Set exercise:
Write out every entry exactly as it stands.

::: Listing :::

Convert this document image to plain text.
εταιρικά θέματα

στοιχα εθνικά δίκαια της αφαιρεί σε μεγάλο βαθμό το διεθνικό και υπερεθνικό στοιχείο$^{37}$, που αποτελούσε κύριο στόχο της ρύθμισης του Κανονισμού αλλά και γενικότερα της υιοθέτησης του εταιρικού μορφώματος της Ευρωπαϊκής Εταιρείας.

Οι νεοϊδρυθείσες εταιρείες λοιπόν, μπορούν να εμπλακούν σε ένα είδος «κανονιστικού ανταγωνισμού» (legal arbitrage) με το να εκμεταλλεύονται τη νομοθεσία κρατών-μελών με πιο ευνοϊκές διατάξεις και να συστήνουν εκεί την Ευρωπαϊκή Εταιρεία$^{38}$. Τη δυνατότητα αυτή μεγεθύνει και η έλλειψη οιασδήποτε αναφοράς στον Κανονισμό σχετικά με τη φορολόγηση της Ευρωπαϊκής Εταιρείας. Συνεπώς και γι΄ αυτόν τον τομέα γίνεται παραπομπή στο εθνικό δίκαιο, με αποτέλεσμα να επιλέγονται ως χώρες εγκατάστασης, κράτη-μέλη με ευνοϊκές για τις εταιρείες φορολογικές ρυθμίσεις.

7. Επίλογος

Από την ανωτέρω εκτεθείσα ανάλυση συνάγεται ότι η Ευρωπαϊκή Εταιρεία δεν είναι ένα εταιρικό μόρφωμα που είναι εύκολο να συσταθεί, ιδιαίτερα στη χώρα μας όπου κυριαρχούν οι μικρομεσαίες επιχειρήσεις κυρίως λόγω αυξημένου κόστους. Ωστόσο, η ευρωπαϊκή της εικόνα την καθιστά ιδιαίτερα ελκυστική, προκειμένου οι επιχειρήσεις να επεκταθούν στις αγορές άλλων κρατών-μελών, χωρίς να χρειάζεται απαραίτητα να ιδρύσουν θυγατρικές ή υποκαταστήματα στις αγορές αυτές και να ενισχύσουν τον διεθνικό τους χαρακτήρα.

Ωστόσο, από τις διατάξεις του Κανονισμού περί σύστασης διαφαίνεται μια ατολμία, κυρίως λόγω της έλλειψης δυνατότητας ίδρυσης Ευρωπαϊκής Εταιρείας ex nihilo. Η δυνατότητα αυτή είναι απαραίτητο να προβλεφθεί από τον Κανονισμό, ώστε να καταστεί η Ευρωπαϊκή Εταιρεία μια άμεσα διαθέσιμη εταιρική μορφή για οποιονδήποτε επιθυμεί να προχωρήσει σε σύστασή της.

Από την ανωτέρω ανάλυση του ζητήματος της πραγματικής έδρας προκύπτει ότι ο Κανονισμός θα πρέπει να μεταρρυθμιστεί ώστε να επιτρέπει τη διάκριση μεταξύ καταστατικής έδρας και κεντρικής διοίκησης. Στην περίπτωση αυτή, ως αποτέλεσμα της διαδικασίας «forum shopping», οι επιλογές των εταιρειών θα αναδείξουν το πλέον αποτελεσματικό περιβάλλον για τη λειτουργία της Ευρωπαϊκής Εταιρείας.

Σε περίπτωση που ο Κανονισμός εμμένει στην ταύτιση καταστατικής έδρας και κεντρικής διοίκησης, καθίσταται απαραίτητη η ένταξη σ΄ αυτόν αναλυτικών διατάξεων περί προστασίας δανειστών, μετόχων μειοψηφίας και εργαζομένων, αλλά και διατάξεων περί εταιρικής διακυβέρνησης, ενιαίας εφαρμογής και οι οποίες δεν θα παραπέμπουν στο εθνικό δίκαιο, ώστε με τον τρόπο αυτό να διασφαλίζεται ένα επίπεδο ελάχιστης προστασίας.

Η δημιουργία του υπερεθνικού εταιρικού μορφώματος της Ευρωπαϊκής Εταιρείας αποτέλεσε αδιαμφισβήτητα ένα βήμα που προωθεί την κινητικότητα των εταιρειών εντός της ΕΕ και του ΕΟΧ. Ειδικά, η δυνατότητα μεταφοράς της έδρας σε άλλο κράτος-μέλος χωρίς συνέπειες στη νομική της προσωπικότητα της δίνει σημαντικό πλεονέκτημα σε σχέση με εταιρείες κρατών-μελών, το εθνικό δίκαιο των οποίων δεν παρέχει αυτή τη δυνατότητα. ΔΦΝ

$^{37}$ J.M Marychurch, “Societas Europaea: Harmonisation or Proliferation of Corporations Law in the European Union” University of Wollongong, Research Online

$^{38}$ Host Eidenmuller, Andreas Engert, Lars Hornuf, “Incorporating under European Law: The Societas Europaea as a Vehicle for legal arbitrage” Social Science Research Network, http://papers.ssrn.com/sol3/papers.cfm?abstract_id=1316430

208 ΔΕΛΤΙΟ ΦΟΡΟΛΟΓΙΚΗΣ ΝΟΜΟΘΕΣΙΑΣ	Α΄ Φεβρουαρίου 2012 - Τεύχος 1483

:::

Result:
Convert this document image to plain text.
εταιρικά θέματα

στοιχα εθνικά δίκαια της αφαιρεί σε μεγάλο βαθμό το διεθνικό και υπερεθνικό στοιχείο$^{37}$, που αποτελούσε κύριο στόχο της ρύθμισης του Κανονισμού αλλά και γενικότερα της υιοθέτησης του εταιρικού μορφώματος της Ευρωπαϊκής Εταιρείας.

Οι νεοϊδρυθείσες εταιρείες λοιπόν, μπορούν να εμπλακούν σε ένα είδος «κανονιστικού ανταγωνισμού» (legal arbitrage) με το να εκμεταλλεύονται τη νομοθεσία κρατών-μελών με πιο ευνοϊκές διατάξεις και να συστήνουν εκεί την Ευρωπαϊκή Εταιρεία$^{38}$. Τη δυνατότητα αυτή μεγεθύνει και η έλλειψη οιασδήποτε αναφοράς στον Κανονισμό σχετικά με τη φορολόγηση της Ευρωπαϊκής Εταιρείας. Συνεπώς και γι΄ αυτόν τον τομέα γίνεται παραπομπή στο εθνικό δίκαιο, με αποτέλεσμα να επιλέγονται ως χώρες εγκατάστασης, κράτη-μέλη με ευνοϊκές για τις εταιρείες φορολογικές ρυθμίσεις.

7. Επίλογος

Από την ανωτέρω εκτεθείσα ανάλυση συνάγεται ότι η Ευρωπαϊκή Εταιρεία δεν είναι ένα εταιρικό μόρφωμα που είναι εύκολο να συσταθεί, ιδιαίτερα στη χώρα μας όπου κυριαρχούν οι μικρομεσαίες επιχειρήσεις κυρίως λόγω αυξημένου κόστους. Ωστόσο, η ευρωπαϊκή της εικόνα την καθιστά ιδιαίτερα ελκυστική, προκειμένου οι επιχειρήσεις να επεκταθούν στις αγορές άλλων κρατών-μελών, χωρίς να χρειάζεται απαραίτητα να ιδρύσουν θυγατρικές ή υποκαταστήματα στις αγορές αυτές και να ενισχύσουν τον διεθνικό τους χαρακτήρα.

Ωστόσο, από τις διατάξεις του Κανονισμού περί σύστασης διαφαίνεται μια ατολμία, κυρίως λόγω της έλλειψης δυνατότητας ίδρυσης Ευρωπαϊκής Εταιρείας ex nihilo. Η δυνατότητα αυτή είναι απαραίτητο να προβλεφθεί από τον Κανονισμό, ώστε να καταστεί η Ευρωπαϊκή Εταιρεία μια άμεσα διαθέσιμη εταιρική μορφή για οποιονδήποτε επιθυμεί να προχωρήσει σε σύστασή της.

Από την ανωτέρω ανάλυση του ζητήματος της πραγματικής έδρας προκύπτει ότι ο Κανονισμός θα πρέπει να μεταρρυθμιστεί ώστε να επιτρέπει τη διάκριση μεταξύ καταστατικής έδρας και κεντρικής διοίκησης. Στην περίπτωση αυτή, ως αποτέλεσμα της διαδικασίας «forum shopping», οι επιλογές των εταιρειών θα αναδείξουν το πλέον αποτελεσματικό περιβάλλον για τη λειτουργία της Ευρωπαϊκής Εταιρείας.

Σε περίπτωση που ο Κανονισμός εμμένει στην ταύτιση καταστατικής έδρας και κεντρικής διοίκησης, καθίσταται απαραίτητη η ένταξη σ΄ αυτόν αναλυτικών διατάξεων περί προστασίας δανειστών, μετόχων μειοψηφίας και εργαζομένων, αλλά και διατάξεων περί εταιρικής διακυβέρνησης, ενιαίας εφαρμογής και οι οποίες δεν θα παραπέμπουν στο εθνικό δίκαιο, ώστε με τον τρόπο αυτό να διασφαλίζεται ένα επίπεδο ελάχιστης προστασίας.

Η δημιουργία του υπερεθνικού εταιρικού μορφώματος της Ευρωπαϊκής Εταιρείας αποτέλεσε αδιαμφισβήτητα ένα βήμα που προωθεί την κινητικότητα των εταιρειών εντός της ΕΕ και του ΕΟΧ. Ειδικά, η δυνατότητα μεταφοράς της έδρας σε άλλο κράτος-μέλος χωρίς συνέπειες στη νομική της προσωπικότητα της δίνει σημαντικό πλεονέκτημα σε σχέση με εταιρείες κρατών-μελών, το εθνικό δίκαιο των οποίων δεν παρέχει αυτή τη δυνατότητα. ΔΦΝ

$^{37}$ J.M Marychurch, “Societas Europaea: Harmonisation or Proliferation of Corporations Law in the European Union” University of Wollongong, Research Online

$^{38}$ Host Eidenmuller, Andreas Engert, Lars Hornuf, “Incorporating under European Law: The Societas Europaea as a Vehicle for legal arbitrage” Social Science Research Network, http://papers.ssrn.com/sol3/papers.cfm?abstract_id=1316430

208 ΔΕΛΤΙΟ ΦΟΡΟΛΟΓΙΚΗΣ ΝΟΜΟΘΕΣΙΑΣ	Α΄ Φεβρουαρίου 2012 - Τεύχος 1483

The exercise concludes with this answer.